### REQUIREMENT
Would you transcribe all of the data exactly, down to the last character?

**** EXTRACTED ENTRIES ****

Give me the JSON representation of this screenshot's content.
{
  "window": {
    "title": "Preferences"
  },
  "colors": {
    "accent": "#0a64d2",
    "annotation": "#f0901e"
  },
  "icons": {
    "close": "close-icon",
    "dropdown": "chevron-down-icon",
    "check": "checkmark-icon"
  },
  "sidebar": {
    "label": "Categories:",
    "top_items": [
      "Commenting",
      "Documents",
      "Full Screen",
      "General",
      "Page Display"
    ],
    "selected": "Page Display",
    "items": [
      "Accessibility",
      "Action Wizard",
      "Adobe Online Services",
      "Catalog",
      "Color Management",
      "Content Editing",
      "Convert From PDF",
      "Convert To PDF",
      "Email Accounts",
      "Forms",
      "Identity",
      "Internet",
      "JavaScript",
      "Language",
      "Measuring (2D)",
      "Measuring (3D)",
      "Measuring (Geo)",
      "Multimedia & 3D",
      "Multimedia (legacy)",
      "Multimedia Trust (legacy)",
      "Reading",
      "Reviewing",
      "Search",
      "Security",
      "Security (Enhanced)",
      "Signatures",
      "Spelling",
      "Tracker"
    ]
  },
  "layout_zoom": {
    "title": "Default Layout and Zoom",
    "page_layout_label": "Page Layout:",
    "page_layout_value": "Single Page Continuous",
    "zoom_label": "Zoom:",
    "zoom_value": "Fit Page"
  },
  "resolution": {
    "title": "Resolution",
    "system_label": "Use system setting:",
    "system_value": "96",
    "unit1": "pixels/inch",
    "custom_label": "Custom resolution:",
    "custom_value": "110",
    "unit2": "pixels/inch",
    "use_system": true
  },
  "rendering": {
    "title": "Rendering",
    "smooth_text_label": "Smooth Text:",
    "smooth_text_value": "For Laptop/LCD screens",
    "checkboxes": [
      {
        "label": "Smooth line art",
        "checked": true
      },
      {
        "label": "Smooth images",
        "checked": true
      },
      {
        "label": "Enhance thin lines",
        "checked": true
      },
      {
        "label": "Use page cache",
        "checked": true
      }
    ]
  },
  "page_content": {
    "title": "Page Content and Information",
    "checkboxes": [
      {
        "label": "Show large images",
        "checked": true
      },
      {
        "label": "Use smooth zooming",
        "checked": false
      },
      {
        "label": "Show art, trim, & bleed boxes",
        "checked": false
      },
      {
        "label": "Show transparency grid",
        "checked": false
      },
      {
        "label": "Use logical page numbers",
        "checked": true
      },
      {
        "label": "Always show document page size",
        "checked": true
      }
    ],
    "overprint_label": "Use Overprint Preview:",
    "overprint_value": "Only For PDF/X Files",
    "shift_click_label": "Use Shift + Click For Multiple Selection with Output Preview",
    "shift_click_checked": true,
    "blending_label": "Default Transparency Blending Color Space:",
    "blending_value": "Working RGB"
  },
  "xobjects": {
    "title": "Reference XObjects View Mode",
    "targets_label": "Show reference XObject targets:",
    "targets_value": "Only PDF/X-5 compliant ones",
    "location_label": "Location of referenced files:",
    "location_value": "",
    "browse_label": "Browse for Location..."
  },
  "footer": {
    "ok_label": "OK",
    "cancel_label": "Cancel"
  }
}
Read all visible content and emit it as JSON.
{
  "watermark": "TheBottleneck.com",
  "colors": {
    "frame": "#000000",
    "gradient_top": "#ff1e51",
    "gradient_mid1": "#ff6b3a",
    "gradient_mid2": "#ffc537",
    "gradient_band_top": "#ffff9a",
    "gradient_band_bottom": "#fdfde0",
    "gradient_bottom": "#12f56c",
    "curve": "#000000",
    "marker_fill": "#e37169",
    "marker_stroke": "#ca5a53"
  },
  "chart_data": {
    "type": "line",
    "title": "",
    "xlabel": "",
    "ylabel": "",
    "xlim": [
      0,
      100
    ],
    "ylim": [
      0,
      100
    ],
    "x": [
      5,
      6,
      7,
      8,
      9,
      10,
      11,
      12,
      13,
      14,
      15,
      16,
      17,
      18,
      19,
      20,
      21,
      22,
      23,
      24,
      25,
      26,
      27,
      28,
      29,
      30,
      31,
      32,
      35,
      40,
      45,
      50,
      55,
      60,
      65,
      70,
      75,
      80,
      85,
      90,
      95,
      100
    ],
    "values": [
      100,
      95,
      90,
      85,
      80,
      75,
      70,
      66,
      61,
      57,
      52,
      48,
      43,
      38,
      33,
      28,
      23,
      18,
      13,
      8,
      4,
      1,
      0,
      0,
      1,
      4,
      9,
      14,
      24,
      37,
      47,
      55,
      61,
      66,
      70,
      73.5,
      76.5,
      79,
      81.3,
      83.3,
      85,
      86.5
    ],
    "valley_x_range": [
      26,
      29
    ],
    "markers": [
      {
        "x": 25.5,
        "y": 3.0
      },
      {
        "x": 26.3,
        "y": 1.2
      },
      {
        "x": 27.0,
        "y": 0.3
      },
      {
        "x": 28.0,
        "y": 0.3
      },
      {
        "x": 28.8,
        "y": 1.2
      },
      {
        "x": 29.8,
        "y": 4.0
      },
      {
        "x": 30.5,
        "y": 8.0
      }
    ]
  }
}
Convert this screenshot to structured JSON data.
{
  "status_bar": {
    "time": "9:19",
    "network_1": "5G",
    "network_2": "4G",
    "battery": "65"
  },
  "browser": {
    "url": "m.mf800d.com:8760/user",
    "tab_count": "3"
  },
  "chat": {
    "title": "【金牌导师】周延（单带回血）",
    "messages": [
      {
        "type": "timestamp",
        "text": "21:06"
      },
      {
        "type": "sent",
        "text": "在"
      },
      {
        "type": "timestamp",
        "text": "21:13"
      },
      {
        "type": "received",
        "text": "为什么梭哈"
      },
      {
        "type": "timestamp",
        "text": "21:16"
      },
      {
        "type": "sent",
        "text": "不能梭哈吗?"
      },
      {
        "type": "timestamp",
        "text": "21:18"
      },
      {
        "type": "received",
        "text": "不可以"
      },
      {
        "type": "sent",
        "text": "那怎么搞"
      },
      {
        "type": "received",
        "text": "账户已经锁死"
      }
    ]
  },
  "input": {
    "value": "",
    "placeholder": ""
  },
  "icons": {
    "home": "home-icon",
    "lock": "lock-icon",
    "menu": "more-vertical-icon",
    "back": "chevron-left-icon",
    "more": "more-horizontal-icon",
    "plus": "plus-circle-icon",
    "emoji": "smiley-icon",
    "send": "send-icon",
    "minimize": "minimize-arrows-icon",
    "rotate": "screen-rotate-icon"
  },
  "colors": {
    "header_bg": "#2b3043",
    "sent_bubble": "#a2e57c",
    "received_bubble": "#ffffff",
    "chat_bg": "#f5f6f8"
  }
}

****

### WRITTEN RESPONSE
Give me the JSON representation of this screenshot's content.
{
  "window": {
    "title": "Preferences"
  },
  "colors": {
    "accent": "#0a64d2",
    "annotation": "#f0901e"
  },
  "icons": {
    "close": "close-icon",
    "dropdown": "chevron-down-icon",
    "check": "checkmark-icon"
  },
  "sidebar": {
    "label": "Categories:",
    "top_items": [
      "Commenting",
      "Documents",
      "Full Screen",
      "General",
      "Page Display"
    ],
    "selected": "Page Display",
    "items": [
      "Accessibility",
      "Action Wizard",
      "Adobe Online Services",
      "Catalog",
      "Color Management",
      "Content Editing",
      "Convert From PDF",
      "Convert To PDF",
      "Email Accounts",
      "Forms",
      "Identity",
      "Internet",
      "JavaScript",
      "Language",
      "Measuring (2D)",
      "Measuring (3D)",
      "Measuring (Geo)",
      "Multimedia & 3D",
      "Multimedia (legacy)",
      "Multimedia Trust (legacy)",
      "Reading",
      "Reviewing",
      "Search",
      "Security",
      "Security (Enhanced)",
      "Signatures",
      "Spelling",
      "Tracker"
    ]
  },
  "layout_zoom": {
    "title": "Default Layout and Zoom",
    "page_layout_label": "Page Layout:",
    "page_layout_value": "Single Page Continuous",
    "zoom_label": "Zoom:",
    "zoom_value": "Fit Page"
  },
  "resolution": {
    "title": "Resolution",
    "system_label": "Use system setting:",
    "system_value": "96",
    "unit1": "pixels/inch",
    "custom_label": "Custom resolution:",
    "custom_value": "110",
    "unit2": "pixels/inch",
    "use_system": true
  },
  "rendering": {
    "title": "Rendering",
    "smooth_text_label": "Smooth Text:",
    "smooth_text_value": "For Laptop/LCD screens",
    "checkboxes": [
      {
        "label": "Smooth line art",
        "checked": true
      },
      {
        "label": "Smooth images",
        "checked": true
      },
      {
        "label": "Enhance thin lines",
        "checked": true
      },
      {
        "label": "Use page cache",
        "checked": true
      }
    ]
  },
  "page_content": {
    "title": "Page Content and Information",
    "checkboxes": [
      {
        "label": "Show large images",
        "checked": true
      },
      {
        "label": "Use smooth zooming",
        "checked": false
      },
      {
        "label": "Show art, trim, & bleed boxes",
        "checked": false
      },
      {
        "label": "Show transparency grid",
        "checked": false
      },
      {
        "label": "Use logical page numbers",
        "checked": true
      },
      {
        "label": "Always show document page size",
        "checked": true
      }
    ],
    "overprint_label": "Use Overprint Preview:",
    "overprint_value": "Only For PDF/X Files",
    "shift_click_label": "Use Shift + Click For Multiple Selection with Output Preview",
    "shift_click_checked": true,
    "blending_label": "Default Transparency Blending Color Space:",
    "blending_value": "Working RGB"
  },
  "xobjects": {
    "title": "Reference XObjects View Mode",
    "targets_label": "Show reference XObject targets:",
    "targets_value": "Only PDF/X-5 compliant ones",
    "location_label": "Location of referenced files:",
    "location_value": "",
    "browse_label": "Browse for Location..."
  },
  "footer": {
    "ok_label": "OK",
    "cancel_label": "Cancel"
  }
}
Read all visible content and emit it as JSON.
{
  "watermark": "TheBottleneck.com",
  "colors": {
    "frame": "#000000",
    "gradient_top": "#ff1e51",
    "gradient_mid1": "#ff6b3a",
    "gradient_mid2": "#ffc537",
    "gradient_band_top": "#ffff9a",
    "gradient_band_bottom": "#fdfde0",
    "gradient_bottom": "#12f56c",
    "curve": "#000000",
    "marker_fill": "#e37169",
    "marker_stroke": "#ca5a53"
  },
  "chart_data": {
    "type": "line",
    "title": "",
    "xlabel": "",
    "ylabel": "",
    "xlim": [
      0,
      100
    ],
    "ylim": [
      0,
      100
    ],
    "x": [
      5,
      6,
      7,
      8,
      9,
      10,
      11,
      12,
      13,
      14,
      15,
      16,
      17,
      18,
      19,
      20,
      21,
      22,
      23,
      24,
      25,
      26,
      27,
      28,
      29,
      30,
      31,
      32,
      35,
      40,
      45,
      50,
      55,
      60,
      65,
      70,
      75,
      80,
      85,
      90,
      95,
      100
    ],
    "values": [
      100,
      95,
      90,
      85,
      80,
      75,
      70,
      66,
      61,
      57,
      52,
      48,
      43,
      38,
      33,
      28,
      23,
      18,
      13,
      8,
      4,
      1,
      0,
      0,
      1,
      4,
      9,
      14,
      24,
      37,
      47,
      55,
      61,
      66,
      70,
      73.5,
      76.5,
      79,
      81.3,
      83.3,
      85,
      86.5
    ],
    "valley_x_range": [
      26,
      29
    ],
    "markers": [
      {
        "x": 25.5,
        "y": 3.0
      },
      {
        "x": 26.3,
        "y": 1.2
      },
      {
        "x": 27.0,
        "y": 0.3
      },
      {
        "x": 28.0,
        "y": 0.3
      },
      {
        "x": 28.8,
        "y": 1.2
      },
      {
        "x": 29.8,
        "y": 4.0
      },
      {
        "x": 30.5,
        "y": 8.0
      }
    ]
  }
}
Convert this screenshot to structured JSON data.
{
  "status_bar": {
    "time": "9:19",
    "network_1": "5G",
    "network_2": "4G",
    "battery": "65"
  },
  "browser": {
    "url": "m.mf800d.com:8760/user",
    "tab_count": "3"
  },
  "chat": {
    "title": "【金牌导师】周延（单带回血）",
    "messages": [
      {
        "type": "timestamp",
        "text": "21:06"
      },
      {
        "type": "sent",
        "text": "在"
      },
      {
        "type": "timestamp",
        "text": "21:13"
      },
      {
        "type": "received",
        "text": "为什么梭哈"
      },
      {
        "type": "timestamp",
        "text": "21:16"
      },
      {
        "type": "sent",
        "text": "不能梭哈吗?"
      },
      {
        "type": "timestamp",
        "text": "21:18"
      },
      {
        "type": "received",
        "text": "不可以"
      },
      {
        "type": "sent",
        "text": "那怎么搞"
      },
      {
        "type": "received",
        "text": "账户已经锁死"
      }
    ]
  },
  "input": {
    "value": "",
    "placeholder": ""
  },
  "icons": {
    "home": "home-icon",
    "lock": "lock-icon",
    "menu": "more-vertical-icon",
    "back": "chevron-left-icon",
    "more": "more-horizontal-icon",
    "plus": "plus-circle-icon",
    "emoji": "smiley-icon",
    "send": "send-icon",
    "minimize": "minimize-arrows-icon",
    "rotate": "screen-rotate-icon"
  },
  "colors": {
    "header_bg": "#2b3043",
    "sent_bubble": "#a2e57c",
    "received_bubble": "#ffffff",
    "chat_bg": "#f5f6f8"
  }
}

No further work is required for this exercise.